• _TASK INSTRUCTIONS_: Look through the material and tally each line bearing the word "ylabel". Give only the total.

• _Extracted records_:
>> begin

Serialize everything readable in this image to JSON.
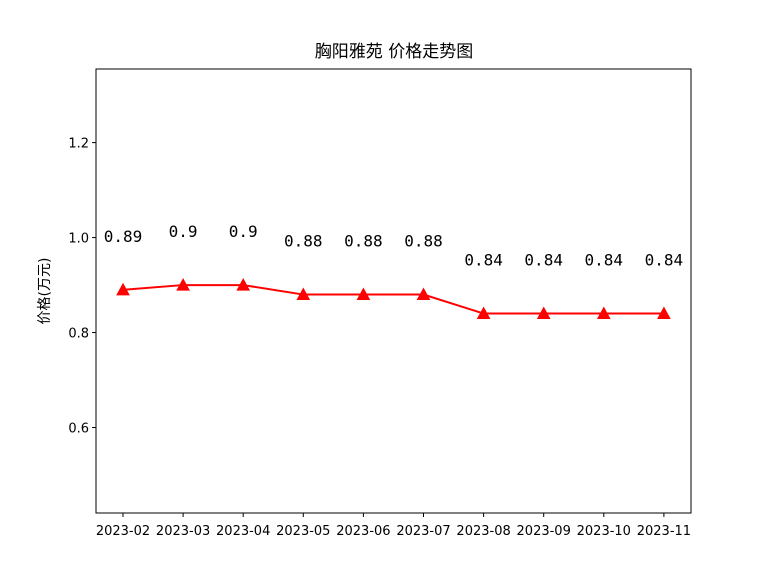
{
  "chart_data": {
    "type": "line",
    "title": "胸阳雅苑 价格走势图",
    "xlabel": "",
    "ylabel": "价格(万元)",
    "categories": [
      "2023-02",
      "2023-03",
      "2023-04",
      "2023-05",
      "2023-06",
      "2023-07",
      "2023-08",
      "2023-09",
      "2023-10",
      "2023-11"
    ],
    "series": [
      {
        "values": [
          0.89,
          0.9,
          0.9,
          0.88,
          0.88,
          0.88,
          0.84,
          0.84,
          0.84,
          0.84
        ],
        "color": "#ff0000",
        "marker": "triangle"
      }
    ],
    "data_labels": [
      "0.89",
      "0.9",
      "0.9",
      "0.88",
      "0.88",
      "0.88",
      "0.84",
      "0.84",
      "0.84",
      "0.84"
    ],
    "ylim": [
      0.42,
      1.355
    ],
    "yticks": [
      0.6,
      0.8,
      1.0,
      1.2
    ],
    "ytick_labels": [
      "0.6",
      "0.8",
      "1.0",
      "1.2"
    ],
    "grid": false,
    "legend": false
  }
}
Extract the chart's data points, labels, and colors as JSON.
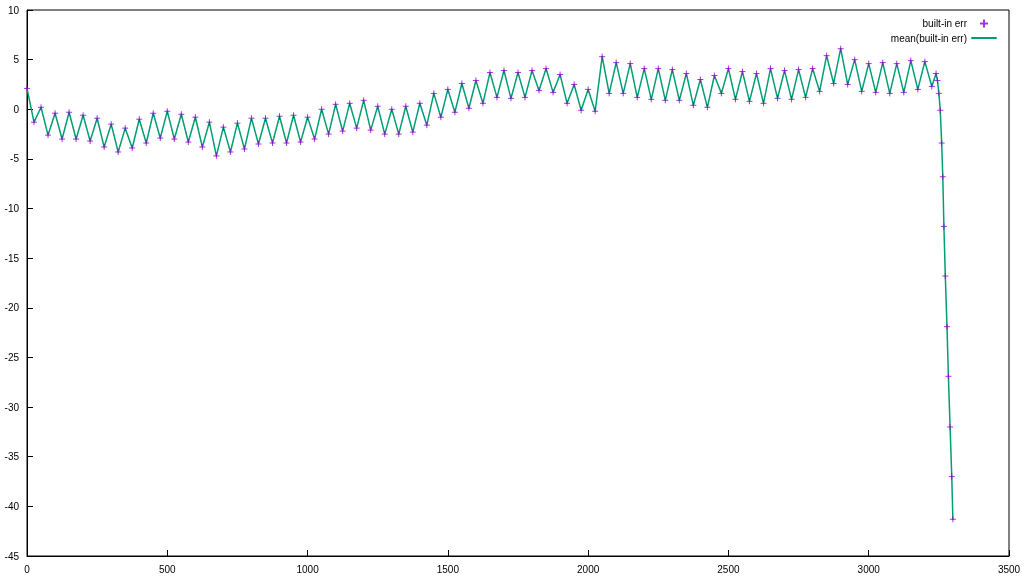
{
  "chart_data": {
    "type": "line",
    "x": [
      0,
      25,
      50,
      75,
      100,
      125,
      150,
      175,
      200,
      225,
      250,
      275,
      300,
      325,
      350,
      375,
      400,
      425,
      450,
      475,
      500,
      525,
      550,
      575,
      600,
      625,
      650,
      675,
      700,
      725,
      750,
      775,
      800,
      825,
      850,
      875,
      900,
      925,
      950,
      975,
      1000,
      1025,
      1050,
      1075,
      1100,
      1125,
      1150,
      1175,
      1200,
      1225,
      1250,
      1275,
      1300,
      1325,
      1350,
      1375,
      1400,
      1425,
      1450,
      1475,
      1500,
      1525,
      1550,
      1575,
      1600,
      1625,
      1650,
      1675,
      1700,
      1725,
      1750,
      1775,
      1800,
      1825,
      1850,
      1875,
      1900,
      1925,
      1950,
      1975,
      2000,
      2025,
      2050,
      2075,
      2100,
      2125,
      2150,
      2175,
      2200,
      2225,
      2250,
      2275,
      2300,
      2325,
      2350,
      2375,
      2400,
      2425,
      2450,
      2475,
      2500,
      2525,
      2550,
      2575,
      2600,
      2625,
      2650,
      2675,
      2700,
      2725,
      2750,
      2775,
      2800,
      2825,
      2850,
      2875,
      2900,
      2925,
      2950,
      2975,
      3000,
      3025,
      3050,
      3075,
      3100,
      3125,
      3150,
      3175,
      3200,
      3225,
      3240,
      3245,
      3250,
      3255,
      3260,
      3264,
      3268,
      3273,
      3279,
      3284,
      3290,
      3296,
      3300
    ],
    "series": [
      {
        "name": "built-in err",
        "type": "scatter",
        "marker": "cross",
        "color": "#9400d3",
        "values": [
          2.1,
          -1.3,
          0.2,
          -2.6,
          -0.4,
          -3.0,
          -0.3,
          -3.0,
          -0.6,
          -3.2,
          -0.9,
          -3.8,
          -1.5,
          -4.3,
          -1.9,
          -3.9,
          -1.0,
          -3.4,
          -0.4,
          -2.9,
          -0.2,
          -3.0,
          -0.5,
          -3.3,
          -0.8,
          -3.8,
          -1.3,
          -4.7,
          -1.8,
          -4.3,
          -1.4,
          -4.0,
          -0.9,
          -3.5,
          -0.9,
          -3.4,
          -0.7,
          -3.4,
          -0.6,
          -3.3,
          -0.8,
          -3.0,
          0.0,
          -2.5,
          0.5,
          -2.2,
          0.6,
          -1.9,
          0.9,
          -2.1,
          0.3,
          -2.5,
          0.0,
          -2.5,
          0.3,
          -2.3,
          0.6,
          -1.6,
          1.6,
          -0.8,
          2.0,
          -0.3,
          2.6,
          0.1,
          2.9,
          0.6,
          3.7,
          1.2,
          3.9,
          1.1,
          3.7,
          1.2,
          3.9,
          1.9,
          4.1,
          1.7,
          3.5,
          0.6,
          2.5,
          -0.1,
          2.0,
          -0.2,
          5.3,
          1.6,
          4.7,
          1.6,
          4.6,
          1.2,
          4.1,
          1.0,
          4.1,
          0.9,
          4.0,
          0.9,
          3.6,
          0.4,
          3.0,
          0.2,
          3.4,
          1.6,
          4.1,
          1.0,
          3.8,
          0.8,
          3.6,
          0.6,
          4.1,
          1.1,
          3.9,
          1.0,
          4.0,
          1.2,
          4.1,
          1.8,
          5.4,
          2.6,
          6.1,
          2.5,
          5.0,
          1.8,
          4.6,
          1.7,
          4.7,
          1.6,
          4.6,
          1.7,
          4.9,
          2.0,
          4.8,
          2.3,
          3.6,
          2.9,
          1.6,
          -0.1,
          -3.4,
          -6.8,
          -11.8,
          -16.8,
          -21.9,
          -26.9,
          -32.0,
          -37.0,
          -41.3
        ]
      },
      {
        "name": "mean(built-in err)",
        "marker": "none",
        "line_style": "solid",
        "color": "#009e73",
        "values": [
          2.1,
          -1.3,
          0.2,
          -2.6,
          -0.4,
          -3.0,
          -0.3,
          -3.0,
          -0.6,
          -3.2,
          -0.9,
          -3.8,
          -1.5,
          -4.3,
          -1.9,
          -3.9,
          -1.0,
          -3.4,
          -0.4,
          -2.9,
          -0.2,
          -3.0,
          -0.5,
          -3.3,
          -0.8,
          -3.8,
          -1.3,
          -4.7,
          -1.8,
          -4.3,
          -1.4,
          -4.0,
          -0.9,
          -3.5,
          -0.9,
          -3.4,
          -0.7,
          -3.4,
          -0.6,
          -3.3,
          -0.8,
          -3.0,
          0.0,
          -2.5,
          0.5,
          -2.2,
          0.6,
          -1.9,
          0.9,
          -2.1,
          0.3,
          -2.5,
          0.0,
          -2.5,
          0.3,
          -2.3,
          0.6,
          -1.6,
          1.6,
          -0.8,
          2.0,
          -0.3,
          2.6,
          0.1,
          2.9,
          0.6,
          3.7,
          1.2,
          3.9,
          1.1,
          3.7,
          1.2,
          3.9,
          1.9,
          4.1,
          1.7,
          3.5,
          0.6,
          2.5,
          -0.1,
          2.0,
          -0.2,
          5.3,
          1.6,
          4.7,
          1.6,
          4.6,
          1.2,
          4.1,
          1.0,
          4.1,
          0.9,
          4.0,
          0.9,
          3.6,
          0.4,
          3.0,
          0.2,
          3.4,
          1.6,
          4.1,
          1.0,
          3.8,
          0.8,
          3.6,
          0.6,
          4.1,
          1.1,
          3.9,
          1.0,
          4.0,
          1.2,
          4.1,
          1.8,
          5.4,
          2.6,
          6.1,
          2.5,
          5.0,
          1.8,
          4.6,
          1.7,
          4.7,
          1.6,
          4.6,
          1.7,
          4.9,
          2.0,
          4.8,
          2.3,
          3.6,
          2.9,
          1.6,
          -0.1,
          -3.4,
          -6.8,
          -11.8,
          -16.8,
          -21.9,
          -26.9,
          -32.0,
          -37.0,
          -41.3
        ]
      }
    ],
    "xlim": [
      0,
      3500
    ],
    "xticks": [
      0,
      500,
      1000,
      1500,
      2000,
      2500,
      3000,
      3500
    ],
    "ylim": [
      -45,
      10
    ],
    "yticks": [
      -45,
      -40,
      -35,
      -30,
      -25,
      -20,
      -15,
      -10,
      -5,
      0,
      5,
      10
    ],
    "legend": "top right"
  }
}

>> end
>> begin

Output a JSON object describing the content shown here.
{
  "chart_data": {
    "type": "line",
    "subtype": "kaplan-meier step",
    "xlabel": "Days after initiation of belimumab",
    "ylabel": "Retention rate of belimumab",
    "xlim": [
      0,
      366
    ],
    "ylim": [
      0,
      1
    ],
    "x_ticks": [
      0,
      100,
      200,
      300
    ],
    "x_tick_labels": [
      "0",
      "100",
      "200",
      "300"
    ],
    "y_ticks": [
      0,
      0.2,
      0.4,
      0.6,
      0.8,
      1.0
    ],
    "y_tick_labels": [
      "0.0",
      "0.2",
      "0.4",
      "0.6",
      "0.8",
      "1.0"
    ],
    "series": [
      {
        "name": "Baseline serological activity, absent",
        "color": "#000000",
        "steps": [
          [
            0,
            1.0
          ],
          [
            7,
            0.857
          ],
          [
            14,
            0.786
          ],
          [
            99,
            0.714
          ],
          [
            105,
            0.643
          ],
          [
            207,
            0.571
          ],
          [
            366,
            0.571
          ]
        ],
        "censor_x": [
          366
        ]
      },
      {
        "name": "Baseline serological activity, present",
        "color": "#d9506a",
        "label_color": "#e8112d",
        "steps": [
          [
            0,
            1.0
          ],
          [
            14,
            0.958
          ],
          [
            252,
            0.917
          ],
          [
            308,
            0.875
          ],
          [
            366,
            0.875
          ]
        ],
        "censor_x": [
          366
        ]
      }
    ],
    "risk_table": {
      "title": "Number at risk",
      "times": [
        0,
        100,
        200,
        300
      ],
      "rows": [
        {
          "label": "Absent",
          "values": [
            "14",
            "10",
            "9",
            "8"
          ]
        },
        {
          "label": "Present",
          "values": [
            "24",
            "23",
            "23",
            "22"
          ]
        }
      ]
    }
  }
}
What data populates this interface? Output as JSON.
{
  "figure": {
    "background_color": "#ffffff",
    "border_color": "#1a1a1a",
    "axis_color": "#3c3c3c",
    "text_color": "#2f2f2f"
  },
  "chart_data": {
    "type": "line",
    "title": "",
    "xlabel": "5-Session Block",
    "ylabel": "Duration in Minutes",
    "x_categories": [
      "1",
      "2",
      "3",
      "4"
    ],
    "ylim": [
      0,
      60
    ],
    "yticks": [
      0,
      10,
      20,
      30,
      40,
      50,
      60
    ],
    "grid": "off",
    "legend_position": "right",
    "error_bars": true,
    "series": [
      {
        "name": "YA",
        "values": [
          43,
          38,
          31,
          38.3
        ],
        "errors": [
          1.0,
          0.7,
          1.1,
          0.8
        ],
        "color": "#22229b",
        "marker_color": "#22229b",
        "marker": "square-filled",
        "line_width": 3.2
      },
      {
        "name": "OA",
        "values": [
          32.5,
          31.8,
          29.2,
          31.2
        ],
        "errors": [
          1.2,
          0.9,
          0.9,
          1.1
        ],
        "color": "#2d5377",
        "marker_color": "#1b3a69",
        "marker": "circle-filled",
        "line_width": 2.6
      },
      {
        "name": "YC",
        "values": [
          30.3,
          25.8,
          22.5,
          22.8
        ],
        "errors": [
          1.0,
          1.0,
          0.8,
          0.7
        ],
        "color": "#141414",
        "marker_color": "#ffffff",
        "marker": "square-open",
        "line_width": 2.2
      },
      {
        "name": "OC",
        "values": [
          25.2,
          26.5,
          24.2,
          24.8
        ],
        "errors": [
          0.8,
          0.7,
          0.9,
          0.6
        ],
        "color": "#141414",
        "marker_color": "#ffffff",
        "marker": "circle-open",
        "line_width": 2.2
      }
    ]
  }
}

>> end
>> begin

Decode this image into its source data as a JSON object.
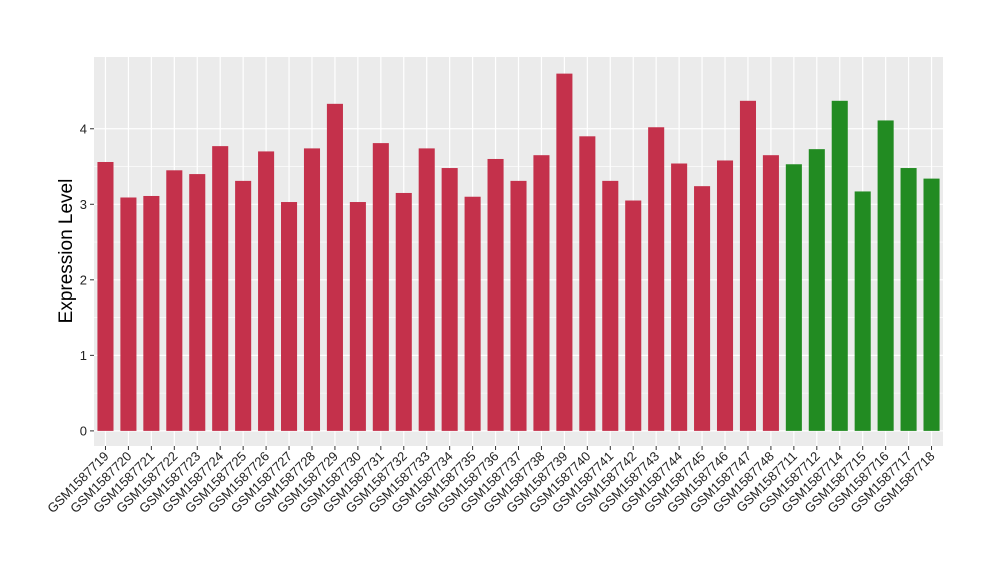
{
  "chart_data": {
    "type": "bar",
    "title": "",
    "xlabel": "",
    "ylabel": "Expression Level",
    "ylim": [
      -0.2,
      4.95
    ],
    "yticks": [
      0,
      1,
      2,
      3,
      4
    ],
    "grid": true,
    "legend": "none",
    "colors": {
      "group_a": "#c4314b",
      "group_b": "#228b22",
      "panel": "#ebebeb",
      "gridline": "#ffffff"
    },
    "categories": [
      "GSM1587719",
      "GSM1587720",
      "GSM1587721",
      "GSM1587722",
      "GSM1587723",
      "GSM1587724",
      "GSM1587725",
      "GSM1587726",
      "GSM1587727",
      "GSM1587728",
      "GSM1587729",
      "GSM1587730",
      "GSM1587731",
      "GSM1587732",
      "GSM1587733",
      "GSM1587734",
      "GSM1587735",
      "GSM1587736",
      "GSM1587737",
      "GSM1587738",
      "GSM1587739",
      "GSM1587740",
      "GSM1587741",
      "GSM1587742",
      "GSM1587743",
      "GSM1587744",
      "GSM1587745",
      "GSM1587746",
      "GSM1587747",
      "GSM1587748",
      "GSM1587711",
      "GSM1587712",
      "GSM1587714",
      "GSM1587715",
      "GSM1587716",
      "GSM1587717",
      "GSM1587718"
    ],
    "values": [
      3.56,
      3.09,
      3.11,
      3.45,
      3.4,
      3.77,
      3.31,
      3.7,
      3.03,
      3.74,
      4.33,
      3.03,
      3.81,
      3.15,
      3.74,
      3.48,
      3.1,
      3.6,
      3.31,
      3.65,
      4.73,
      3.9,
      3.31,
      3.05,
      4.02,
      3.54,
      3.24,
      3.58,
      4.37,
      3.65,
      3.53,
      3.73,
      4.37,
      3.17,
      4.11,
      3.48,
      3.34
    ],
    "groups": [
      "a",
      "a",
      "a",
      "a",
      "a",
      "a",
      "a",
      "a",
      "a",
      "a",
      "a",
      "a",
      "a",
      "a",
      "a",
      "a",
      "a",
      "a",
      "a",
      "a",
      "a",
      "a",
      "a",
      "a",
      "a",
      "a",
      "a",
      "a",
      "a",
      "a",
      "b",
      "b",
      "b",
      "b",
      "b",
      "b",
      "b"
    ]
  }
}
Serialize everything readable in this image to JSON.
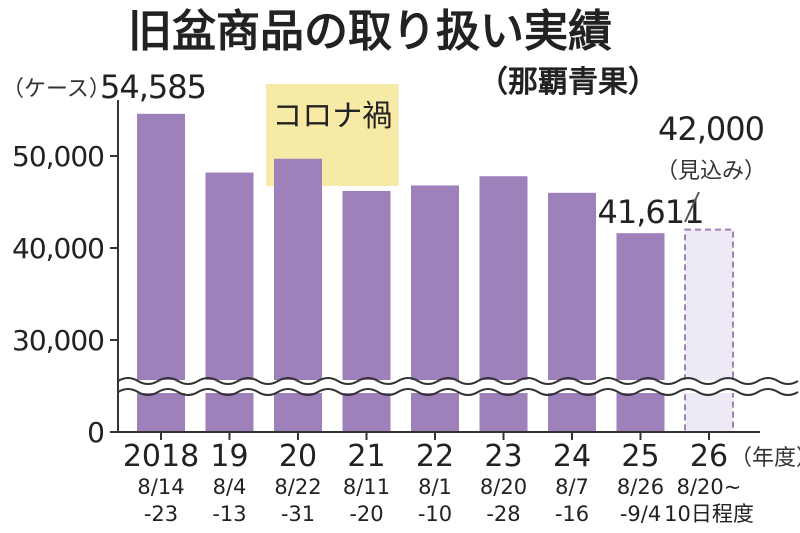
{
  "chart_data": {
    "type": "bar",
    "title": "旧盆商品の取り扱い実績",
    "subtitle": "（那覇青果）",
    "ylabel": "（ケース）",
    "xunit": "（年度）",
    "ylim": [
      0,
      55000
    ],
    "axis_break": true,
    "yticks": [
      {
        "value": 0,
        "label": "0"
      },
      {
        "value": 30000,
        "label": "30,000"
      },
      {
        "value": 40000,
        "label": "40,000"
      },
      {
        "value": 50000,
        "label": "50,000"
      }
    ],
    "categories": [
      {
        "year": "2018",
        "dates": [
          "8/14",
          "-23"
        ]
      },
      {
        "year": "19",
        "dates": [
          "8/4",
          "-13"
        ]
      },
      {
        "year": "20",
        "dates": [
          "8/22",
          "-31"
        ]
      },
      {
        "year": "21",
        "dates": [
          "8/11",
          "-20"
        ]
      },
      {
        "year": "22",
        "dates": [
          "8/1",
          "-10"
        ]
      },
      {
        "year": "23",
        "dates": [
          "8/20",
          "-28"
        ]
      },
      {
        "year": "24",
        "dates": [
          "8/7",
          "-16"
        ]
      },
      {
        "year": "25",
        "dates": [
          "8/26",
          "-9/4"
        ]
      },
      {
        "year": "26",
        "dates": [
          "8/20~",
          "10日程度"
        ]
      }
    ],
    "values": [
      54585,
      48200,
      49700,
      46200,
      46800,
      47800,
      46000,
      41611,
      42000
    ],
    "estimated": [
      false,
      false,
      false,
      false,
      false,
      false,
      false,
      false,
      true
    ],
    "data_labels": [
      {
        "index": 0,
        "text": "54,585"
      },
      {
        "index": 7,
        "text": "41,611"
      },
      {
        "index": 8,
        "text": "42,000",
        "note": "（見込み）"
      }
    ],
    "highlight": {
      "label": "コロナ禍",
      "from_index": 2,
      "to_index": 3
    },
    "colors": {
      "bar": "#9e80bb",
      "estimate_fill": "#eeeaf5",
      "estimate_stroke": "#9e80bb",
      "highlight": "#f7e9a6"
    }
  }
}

>> end

• _RESPONSE FOR THIS EXERCISE_: 5